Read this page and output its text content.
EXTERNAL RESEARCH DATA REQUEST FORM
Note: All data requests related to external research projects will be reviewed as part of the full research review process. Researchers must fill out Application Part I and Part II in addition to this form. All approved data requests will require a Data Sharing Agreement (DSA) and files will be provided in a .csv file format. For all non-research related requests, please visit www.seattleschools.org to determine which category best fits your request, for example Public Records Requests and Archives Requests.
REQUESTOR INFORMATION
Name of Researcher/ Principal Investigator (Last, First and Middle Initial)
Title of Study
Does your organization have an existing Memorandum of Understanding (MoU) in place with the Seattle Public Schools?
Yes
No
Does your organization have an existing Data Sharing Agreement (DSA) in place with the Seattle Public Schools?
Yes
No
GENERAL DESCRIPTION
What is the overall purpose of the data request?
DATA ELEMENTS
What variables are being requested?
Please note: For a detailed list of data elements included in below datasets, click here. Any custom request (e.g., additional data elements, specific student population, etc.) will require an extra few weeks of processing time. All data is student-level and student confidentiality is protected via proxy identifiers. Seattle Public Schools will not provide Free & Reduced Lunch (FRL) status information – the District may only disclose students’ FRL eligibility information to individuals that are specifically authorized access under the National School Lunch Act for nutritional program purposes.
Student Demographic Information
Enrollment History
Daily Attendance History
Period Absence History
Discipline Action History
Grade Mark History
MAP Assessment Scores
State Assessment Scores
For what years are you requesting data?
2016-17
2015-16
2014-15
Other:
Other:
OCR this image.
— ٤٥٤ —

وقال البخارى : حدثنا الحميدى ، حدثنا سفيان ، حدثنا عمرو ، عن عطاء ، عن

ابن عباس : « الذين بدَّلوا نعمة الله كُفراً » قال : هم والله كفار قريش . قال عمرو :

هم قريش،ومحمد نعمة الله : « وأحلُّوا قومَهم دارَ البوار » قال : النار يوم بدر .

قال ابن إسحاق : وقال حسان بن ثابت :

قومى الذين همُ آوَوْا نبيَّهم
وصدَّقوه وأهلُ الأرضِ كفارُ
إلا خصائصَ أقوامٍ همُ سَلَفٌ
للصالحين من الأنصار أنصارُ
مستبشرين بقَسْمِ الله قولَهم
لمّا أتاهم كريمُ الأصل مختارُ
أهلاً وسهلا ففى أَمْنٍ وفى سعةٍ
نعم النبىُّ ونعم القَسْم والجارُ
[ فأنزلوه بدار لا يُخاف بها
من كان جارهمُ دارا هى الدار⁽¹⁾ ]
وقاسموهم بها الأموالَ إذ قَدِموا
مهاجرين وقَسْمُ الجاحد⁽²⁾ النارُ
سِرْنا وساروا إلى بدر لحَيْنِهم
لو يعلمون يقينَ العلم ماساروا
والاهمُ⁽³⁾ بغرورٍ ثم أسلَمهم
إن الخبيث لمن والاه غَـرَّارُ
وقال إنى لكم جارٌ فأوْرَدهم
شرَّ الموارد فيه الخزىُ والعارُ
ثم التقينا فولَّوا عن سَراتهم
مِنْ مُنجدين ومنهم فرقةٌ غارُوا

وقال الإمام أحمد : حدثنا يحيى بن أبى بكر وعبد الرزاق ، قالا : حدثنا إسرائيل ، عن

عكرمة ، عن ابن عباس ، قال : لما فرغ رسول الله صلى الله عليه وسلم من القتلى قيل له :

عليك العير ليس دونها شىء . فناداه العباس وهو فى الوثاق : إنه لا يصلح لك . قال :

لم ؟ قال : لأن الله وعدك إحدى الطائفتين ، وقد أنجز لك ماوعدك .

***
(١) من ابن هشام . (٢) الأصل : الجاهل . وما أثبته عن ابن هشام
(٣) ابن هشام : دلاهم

····················

-- WHAT YOU ARE ASKED TO DO --
Exactly reproduce every record.

-- WRITTEN RESPONSE --
Read this page and output its text content.
EXTERNAL RESEARCH DATA REQUEST FORM
Note: All data requests related to external research projects will be reviewed as part of the full research review process. Researchers must fill out Application Part I and Part II in addition to this form. All approved data requests will require a Data Sharing Agreement (DSA) and files will be provided in a .csv file format. For all non-research related requests, please visit www.seattleschools.org to determine which category best fits your request, for example Public Records Requests and Archives Requests.
REQUESTOR INFORMATION
Name of Researcher/ Principal Investigator (Last, First and Middle Initial)
Title of Study
Does your organization have an existing Memorandum of Understanding (MoU) in place with the Seattle Public Schools?
Yes
No
Does your organization have an existing Data Sharing Agreement (DSA) in place with the Seattle Public Schools?
Yes
No
GENERAL DESCRIPTION
What is the overall purpose of the data request?
DATA ELEMENTS
What variables are being requested?
Please note: For a detailed list of data elements included in below datasets, click here. Any custom request (e.g., additional data elements, specific student population, etc.) will require an extra few weeks of processing time. All data is student-level and student confidentiality is protected via proxy identifiers. Seattle Public Schools will not provide Free & Reduced Lunch (FRL) status information – the District may only disclose students’ FRL eligibility information to individuals that are specifically authorized access under the National School Lunch Act for nutritional program purposes.
Student Demographic Information
Enrollment History
Daily Attendance History
Period Absence History
Discipline Action History
Grade Mark History
MAP Assessment Scores
State Assessment Scores
For what years are you requesting data?
2016-17
2015-16
2014-15
Other:
Other:
OCR this image.
— ٤٥٤ —

وقال البخارى : حدثنا الحميدى ، حدثنا سفيان ، حدثنا عمرو ، عن عطاء ، عن

ابن عباس : « الذين بدَّلوا نعمة الله كُفراً » قال : هم والله كفار قريش . قال عمرو :

هم قريش،ومحمد نعمة الله : « وأحلُّوا قومَهم دارَ البوار » قال : النار يوم بدر .

قال ابن إسحاق : وقال حسان بن ثابت :

قومى الذين همُ آوَوْا نبيَّهم
وصدَّقوه وأهلُ الأرضِ كفارُ
إلا خصائصَ أقوامٍ همُ سَلَفٌ
للصالحين من الأنصار أنصارُ
مستبشرين بقَسْمِ الله قولَهم
لمّا أتاهم كريمُ الأصل مختارُ
أهلاً وسهلا ففى أَمْنٍ وفى سعةٍ
نعم النبىُّ ونعم القَسْم والجارُ
[ فأنزلوه بدار لا يُخاف بها
من كان جارهمُ دارا هى الدار⁽¹⁾ ]
وقاسموهم بها الأموالَ إذ قَدِموا
مهاجرين وقَسْمُ الجاحد⁽²⁾ النارُ
سِرْنا وساروا إلى بدر لحَيْنِهم
لو يعلمون يقينَ العلم ماساروا
والاهمُ⁽³⁾ بغرورٍ ثم أسلَمهم
إن الخبيث لمن والاه غَـرَّارُ
وقال إنى لكم جارٌ فأوْرَدهم
شرَّ الموارد فيه الخزىُ والعارُ
ثم التقينا فولَّوا عن سَراتهم
مِنْ مُنجدين ومنهم فرقةٌ غارُوا

وقال الإمام أحمد : حدثنا يحيى بن أبى بكر وعبد الرزاق ، قالا : حدثنا إسرائيل ، عن

عكرمة ، عن ابن عباس ، قال : لما فرغ رسول الله صلى الله عليه وسلم من القتلى قيل له :

عليك العير ليس دونها شىء . فناداه العباس وهو فى الوثاق : إنه لا يصلح لك . قال :

لم ؟ قال : لأن الله وعدك إحدى الطائفتين ، وقد أنجز لك ماوعدك .

***
(١) من ابن هشام . (٢) الأصل : الجاهل . وما أثبته عن ابن هشام
(٣) ابن هشام : دلاهم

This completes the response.